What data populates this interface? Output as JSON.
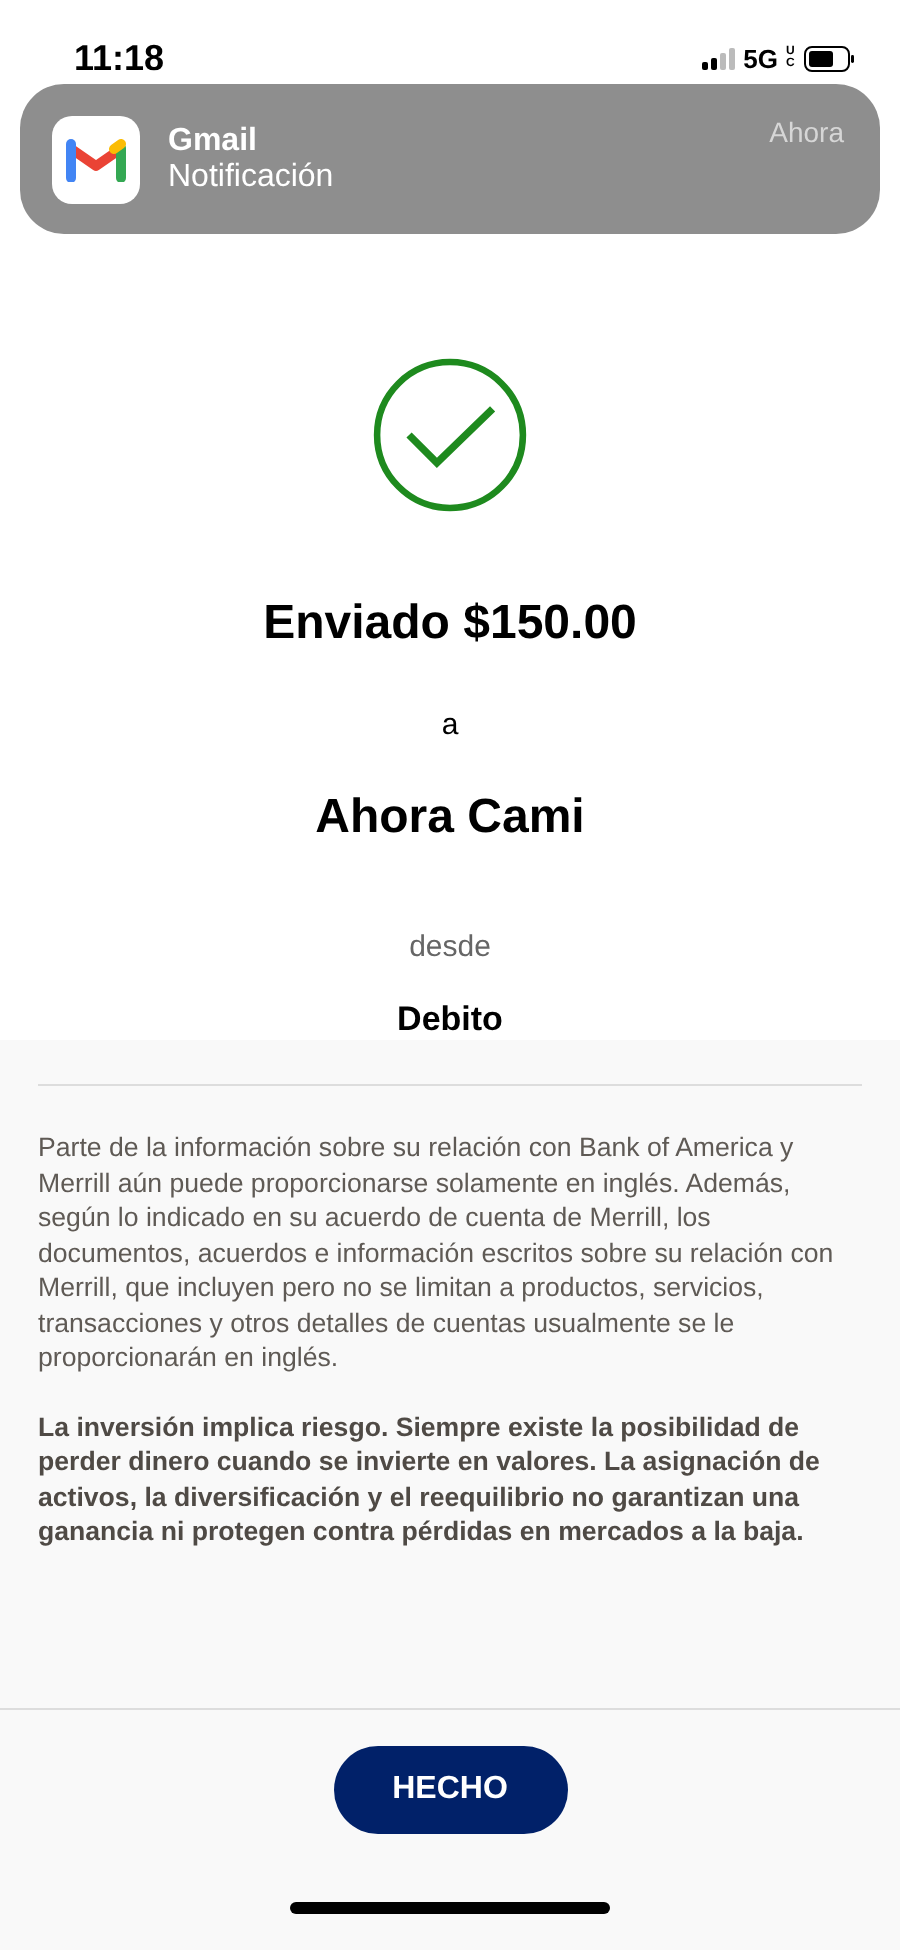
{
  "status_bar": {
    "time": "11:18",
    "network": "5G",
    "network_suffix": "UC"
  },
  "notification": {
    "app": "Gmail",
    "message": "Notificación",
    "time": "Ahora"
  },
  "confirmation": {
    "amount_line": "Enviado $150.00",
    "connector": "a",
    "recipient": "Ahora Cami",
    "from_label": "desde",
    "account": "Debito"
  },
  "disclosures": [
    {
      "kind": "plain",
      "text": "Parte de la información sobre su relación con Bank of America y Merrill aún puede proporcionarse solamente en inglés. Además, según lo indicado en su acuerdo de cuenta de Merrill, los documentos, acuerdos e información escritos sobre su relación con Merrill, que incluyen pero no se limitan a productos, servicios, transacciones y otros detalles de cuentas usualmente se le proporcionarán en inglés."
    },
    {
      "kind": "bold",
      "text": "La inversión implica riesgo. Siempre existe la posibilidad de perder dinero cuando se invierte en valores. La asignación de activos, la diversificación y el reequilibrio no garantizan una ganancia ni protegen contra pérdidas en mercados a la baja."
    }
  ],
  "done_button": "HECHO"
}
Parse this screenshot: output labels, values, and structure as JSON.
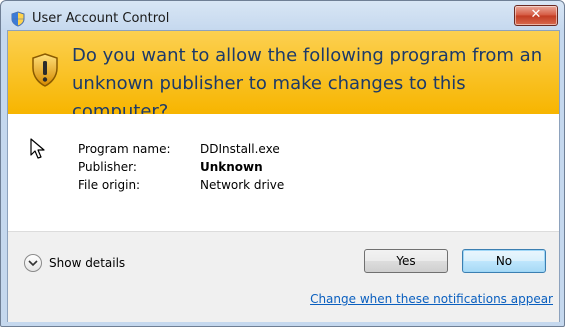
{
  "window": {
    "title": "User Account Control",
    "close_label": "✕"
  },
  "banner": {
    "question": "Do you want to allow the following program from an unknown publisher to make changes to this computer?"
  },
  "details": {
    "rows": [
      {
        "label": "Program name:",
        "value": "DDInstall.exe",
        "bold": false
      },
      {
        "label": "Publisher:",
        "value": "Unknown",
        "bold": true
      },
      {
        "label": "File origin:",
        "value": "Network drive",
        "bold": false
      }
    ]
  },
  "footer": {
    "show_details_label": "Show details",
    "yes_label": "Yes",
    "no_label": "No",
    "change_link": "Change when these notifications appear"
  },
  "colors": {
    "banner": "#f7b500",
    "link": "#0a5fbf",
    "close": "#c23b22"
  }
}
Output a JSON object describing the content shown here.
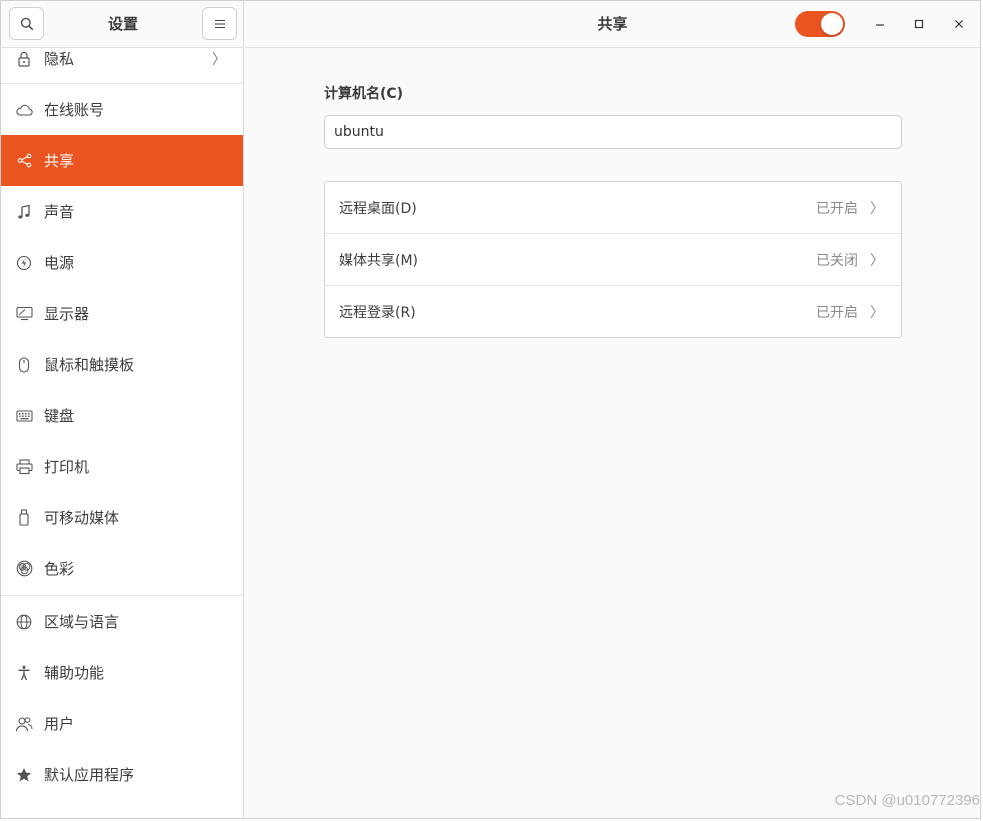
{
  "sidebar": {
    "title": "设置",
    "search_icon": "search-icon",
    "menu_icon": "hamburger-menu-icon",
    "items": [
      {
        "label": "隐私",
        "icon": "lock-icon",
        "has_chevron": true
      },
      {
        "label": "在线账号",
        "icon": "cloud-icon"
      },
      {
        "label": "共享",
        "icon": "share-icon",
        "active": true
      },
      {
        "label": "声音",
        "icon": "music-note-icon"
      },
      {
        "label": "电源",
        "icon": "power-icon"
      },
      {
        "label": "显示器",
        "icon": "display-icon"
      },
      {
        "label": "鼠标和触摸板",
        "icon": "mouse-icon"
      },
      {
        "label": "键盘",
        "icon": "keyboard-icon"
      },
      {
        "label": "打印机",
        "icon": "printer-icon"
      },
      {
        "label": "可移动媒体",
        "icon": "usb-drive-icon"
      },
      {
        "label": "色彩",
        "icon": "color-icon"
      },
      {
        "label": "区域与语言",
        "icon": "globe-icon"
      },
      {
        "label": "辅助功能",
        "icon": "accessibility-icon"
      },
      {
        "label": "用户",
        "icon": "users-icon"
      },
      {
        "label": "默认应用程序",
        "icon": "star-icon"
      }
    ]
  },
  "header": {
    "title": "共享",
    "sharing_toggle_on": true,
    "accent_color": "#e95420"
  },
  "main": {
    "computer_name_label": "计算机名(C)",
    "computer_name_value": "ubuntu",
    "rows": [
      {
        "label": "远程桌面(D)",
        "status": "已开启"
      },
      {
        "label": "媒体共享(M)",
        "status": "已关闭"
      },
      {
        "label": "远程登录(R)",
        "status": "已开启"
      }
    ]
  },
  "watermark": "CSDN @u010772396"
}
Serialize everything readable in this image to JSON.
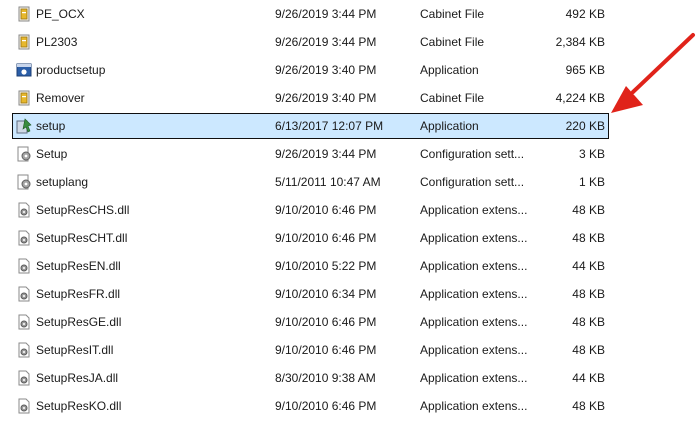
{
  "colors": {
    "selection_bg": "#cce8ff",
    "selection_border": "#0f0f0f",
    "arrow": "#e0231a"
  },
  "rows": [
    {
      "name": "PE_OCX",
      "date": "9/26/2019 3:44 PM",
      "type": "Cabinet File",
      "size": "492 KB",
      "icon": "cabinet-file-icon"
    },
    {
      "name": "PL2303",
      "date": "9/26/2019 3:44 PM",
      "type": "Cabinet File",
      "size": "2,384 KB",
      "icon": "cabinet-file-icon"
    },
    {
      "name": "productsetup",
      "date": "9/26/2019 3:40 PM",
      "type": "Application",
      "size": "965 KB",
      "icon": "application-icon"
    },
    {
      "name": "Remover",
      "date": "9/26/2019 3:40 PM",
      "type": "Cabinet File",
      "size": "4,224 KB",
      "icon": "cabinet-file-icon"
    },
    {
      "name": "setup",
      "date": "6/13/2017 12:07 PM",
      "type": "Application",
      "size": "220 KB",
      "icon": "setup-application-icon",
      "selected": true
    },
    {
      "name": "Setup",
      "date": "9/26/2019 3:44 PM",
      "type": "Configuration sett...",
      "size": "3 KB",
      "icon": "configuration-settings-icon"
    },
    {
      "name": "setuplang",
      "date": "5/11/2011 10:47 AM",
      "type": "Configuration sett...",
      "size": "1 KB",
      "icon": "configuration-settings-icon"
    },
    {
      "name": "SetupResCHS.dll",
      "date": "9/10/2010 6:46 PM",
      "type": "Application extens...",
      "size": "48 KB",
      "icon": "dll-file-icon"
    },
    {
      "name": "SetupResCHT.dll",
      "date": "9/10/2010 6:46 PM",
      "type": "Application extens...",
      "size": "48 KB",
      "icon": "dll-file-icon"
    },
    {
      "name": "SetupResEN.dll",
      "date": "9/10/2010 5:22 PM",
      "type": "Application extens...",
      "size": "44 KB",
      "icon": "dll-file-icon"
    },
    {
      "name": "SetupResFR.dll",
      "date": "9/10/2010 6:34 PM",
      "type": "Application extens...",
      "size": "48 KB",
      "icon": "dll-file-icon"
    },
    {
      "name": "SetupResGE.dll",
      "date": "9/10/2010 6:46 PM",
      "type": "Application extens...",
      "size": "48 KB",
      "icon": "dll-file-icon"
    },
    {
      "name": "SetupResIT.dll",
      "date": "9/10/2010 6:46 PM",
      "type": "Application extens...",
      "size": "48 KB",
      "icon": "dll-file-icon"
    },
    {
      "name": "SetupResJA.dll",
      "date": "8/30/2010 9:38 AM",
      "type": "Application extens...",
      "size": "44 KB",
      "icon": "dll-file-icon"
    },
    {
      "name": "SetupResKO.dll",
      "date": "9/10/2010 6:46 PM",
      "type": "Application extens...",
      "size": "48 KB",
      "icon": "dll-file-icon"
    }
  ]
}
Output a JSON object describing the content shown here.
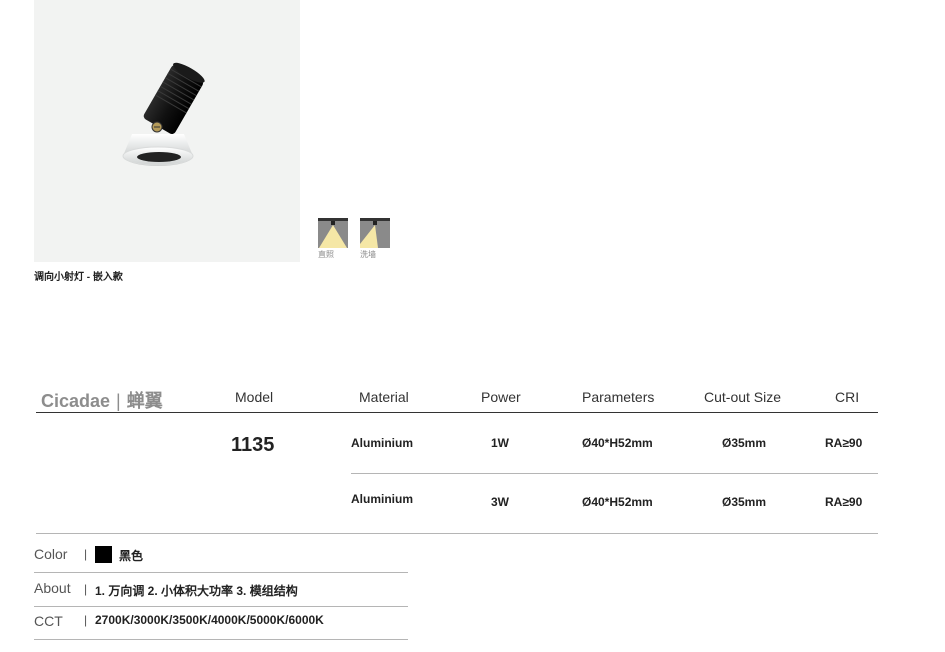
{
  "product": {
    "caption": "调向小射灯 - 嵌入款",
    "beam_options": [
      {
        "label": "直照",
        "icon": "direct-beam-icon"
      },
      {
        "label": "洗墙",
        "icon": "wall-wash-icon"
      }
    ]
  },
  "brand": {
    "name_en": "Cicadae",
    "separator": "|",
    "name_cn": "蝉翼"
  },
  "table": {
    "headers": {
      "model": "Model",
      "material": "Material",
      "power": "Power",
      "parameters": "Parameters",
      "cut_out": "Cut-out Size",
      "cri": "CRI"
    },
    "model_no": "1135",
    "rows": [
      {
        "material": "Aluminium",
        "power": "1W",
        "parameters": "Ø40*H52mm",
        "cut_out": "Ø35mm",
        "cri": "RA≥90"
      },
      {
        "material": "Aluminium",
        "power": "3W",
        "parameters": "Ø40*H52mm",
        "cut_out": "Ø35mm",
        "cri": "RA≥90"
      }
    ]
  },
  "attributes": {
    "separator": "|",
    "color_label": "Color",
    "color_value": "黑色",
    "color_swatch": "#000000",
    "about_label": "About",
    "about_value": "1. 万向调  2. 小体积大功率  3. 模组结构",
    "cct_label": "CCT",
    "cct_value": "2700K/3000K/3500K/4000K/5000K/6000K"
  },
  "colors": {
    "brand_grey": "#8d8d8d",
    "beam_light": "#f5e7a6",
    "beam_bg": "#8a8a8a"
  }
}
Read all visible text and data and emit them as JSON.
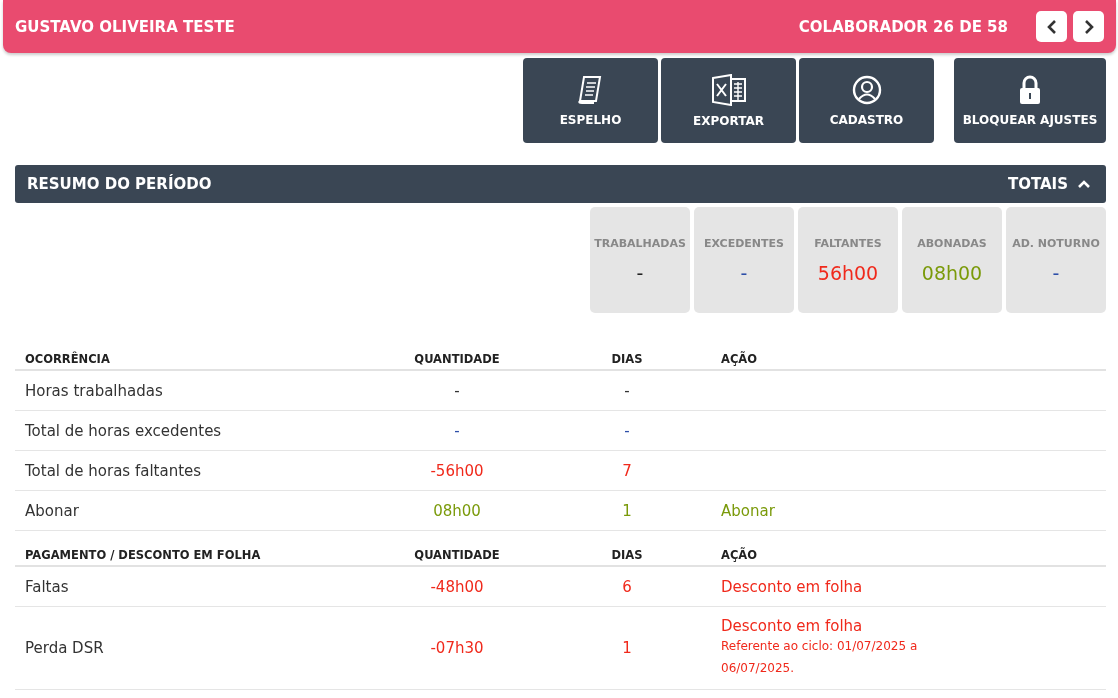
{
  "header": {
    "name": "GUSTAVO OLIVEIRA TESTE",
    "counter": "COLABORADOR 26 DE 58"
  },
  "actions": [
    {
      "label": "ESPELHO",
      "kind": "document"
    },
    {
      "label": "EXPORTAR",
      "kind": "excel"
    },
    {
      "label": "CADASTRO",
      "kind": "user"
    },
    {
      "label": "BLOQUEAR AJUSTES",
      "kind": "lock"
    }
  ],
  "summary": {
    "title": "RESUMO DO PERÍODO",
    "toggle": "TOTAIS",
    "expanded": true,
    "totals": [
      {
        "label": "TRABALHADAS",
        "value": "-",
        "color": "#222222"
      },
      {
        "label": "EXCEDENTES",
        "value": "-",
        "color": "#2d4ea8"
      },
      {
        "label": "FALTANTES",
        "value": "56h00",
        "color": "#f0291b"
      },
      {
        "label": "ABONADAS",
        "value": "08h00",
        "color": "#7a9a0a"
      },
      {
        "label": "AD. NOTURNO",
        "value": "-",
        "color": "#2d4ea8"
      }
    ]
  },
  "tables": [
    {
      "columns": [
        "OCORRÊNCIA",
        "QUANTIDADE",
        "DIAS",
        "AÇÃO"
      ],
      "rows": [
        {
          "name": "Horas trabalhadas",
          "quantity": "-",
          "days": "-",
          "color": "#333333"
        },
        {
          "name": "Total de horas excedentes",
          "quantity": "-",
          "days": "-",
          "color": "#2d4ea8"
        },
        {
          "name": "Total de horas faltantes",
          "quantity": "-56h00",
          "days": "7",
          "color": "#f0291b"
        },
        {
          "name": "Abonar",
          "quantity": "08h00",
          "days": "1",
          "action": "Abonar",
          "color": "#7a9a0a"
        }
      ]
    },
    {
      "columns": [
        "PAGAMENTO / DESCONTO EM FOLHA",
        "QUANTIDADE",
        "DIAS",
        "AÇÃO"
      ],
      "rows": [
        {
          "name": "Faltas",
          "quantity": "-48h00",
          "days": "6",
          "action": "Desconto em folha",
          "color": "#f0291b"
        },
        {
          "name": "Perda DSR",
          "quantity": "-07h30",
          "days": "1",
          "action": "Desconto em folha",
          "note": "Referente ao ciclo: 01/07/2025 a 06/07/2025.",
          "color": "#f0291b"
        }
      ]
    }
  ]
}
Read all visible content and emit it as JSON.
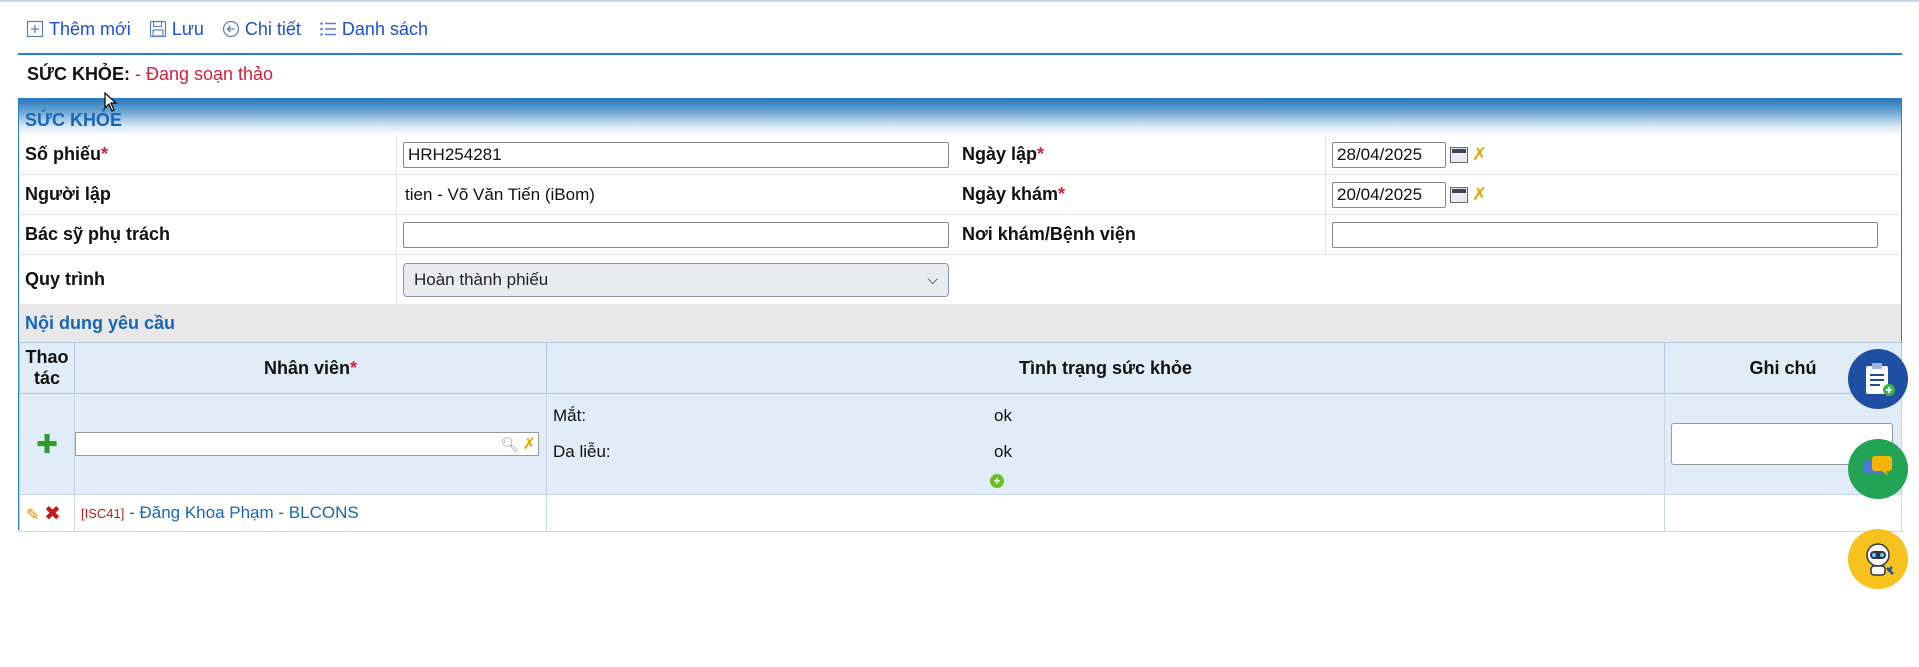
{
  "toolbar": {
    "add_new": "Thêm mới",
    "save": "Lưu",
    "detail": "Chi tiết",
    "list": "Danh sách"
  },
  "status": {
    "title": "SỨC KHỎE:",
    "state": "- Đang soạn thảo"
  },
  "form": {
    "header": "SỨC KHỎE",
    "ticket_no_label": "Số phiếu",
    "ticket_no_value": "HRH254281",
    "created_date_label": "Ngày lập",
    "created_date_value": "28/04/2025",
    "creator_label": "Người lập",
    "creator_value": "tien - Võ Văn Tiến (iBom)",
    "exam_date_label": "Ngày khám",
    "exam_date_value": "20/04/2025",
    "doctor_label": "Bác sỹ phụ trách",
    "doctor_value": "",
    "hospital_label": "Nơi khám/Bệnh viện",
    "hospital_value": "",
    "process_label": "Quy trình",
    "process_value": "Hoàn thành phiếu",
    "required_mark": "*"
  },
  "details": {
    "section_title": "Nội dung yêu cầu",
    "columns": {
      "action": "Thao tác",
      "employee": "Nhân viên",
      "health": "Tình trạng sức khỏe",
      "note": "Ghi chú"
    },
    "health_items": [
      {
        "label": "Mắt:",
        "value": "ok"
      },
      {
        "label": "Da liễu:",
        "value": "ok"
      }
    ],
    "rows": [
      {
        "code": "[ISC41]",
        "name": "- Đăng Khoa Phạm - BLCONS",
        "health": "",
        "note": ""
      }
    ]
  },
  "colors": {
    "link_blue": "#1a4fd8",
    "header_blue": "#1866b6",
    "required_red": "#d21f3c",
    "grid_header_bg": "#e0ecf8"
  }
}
++++
Exercise »
Copy out every line from the records that has the word "phiếu".

Task result »
    "ticket_no_label": "Số phiếu",
    "process_value": "Hoàn thành phiếu",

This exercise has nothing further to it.